---------- DATA PROVIDED ----------
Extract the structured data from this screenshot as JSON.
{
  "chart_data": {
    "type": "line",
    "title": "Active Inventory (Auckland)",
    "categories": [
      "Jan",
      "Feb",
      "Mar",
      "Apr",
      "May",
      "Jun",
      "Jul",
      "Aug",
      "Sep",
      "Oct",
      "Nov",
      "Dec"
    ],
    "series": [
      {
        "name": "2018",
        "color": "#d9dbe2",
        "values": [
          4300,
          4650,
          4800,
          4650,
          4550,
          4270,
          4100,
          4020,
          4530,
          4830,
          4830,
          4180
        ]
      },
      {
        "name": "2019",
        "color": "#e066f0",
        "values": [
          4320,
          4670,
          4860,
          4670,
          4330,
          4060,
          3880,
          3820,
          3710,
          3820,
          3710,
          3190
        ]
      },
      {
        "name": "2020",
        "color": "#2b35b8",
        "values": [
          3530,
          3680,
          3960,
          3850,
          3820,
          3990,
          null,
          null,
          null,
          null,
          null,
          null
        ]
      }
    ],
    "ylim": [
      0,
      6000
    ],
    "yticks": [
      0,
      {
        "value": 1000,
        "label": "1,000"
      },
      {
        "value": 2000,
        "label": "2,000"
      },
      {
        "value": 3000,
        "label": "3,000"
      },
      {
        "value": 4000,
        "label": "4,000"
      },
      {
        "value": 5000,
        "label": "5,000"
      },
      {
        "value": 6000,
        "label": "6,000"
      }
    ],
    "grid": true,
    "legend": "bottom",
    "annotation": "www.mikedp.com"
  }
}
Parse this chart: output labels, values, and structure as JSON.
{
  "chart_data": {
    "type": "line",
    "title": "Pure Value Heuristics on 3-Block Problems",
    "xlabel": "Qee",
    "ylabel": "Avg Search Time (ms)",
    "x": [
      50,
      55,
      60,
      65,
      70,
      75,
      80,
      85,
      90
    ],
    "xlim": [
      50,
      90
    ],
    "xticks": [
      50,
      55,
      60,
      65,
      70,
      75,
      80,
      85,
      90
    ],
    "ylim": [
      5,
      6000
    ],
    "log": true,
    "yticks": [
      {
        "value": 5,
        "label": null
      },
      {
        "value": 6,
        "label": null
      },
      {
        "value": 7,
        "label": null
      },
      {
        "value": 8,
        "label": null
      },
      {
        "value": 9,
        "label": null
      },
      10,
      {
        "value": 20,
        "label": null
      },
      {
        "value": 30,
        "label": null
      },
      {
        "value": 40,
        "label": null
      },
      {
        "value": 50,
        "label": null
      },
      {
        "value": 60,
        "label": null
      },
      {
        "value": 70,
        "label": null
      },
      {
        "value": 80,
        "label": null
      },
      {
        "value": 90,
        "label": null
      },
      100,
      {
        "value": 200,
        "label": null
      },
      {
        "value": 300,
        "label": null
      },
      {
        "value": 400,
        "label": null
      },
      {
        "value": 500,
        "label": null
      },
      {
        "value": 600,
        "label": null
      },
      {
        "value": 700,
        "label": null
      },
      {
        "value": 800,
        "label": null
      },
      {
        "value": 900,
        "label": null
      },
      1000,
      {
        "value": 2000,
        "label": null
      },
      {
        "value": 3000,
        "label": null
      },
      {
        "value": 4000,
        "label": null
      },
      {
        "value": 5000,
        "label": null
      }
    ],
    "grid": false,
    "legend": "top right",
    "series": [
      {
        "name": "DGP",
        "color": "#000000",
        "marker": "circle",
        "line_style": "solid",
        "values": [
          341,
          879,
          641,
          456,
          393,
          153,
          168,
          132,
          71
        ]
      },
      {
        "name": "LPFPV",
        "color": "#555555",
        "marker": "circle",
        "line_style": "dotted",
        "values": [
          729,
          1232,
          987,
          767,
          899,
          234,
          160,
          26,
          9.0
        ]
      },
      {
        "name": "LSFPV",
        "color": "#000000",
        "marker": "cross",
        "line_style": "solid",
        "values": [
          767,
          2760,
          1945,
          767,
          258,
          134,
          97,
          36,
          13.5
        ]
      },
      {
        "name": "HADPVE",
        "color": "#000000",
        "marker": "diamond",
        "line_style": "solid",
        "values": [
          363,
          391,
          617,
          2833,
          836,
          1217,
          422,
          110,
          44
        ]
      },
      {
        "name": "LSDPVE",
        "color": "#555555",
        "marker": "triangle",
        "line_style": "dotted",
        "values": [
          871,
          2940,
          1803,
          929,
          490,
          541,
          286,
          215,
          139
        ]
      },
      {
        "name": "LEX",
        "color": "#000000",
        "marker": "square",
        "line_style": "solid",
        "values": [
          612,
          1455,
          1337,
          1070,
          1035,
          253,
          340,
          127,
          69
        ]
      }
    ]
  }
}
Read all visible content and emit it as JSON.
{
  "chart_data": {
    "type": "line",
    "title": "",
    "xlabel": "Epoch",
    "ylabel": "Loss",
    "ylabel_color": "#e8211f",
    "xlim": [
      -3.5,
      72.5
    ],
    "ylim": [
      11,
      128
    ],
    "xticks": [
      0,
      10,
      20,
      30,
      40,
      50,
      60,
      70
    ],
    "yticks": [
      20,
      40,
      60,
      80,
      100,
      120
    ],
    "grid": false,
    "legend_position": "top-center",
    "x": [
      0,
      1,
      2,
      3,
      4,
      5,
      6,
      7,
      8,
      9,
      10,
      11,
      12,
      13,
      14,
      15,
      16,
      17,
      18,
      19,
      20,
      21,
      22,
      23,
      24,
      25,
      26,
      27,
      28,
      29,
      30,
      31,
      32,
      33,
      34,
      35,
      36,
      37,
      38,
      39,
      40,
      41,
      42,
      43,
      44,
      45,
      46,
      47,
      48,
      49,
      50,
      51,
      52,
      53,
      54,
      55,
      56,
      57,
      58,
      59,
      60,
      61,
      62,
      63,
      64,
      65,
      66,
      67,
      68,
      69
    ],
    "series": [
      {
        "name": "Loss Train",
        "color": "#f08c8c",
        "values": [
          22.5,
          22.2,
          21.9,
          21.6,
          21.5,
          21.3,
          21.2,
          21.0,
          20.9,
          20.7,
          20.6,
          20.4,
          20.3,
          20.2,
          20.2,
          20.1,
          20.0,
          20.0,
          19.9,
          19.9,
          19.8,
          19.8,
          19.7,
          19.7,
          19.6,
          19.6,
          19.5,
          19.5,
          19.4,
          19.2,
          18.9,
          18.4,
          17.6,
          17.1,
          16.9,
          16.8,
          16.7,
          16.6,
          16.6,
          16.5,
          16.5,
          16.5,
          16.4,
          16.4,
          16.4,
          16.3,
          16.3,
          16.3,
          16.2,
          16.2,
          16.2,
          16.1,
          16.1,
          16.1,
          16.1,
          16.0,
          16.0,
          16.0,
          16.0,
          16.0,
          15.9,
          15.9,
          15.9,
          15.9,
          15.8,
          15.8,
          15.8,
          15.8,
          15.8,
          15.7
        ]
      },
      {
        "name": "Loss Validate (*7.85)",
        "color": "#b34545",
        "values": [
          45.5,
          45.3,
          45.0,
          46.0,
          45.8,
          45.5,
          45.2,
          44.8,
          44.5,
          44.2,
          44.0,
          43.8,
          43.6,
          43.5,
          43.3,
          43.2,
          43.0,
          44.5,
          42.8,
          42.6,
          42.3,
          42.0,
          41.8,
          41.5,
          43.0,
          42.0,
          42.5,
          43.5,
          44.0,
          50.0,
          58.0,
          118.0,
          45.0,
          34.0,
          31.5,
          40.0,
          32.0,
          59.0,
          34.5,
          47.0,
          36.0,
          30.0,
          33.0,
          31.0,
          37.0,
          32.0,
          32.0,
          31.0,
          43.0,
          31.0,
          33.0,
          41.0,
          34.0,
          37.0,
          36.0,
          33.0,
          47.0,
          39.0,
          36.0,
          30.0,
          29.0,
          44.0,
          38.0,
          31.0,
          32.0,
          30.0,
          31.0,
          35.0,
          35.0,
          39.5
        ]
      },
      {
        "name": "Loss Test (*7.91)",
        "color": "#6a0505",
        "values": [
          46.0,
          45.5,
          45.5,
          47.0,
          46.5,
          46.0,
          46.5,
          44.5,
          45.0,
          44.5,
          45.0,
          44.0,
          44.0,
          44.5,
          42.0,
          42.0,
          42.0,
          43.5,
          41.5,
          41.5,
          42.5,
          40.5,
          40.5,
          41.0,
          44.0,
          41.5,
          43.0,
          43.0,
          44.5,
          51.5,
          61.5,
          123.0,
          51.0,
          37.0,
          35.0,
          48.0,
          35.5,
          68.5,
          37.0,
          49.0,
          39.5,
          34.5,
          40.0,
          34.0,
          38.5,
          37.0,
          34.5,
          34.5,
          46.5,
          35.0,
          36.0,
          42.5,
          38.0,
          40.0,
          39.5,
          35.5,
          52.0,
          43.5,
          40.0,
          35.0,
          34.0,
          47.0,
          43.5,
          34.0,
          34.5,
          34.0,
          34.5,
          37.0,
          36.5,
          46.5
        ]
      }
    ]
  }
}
----------
EXERCISE PROMPT
Give the number of lines above that hold the word "title", and nothing more.

WRITTEN ANSWER
3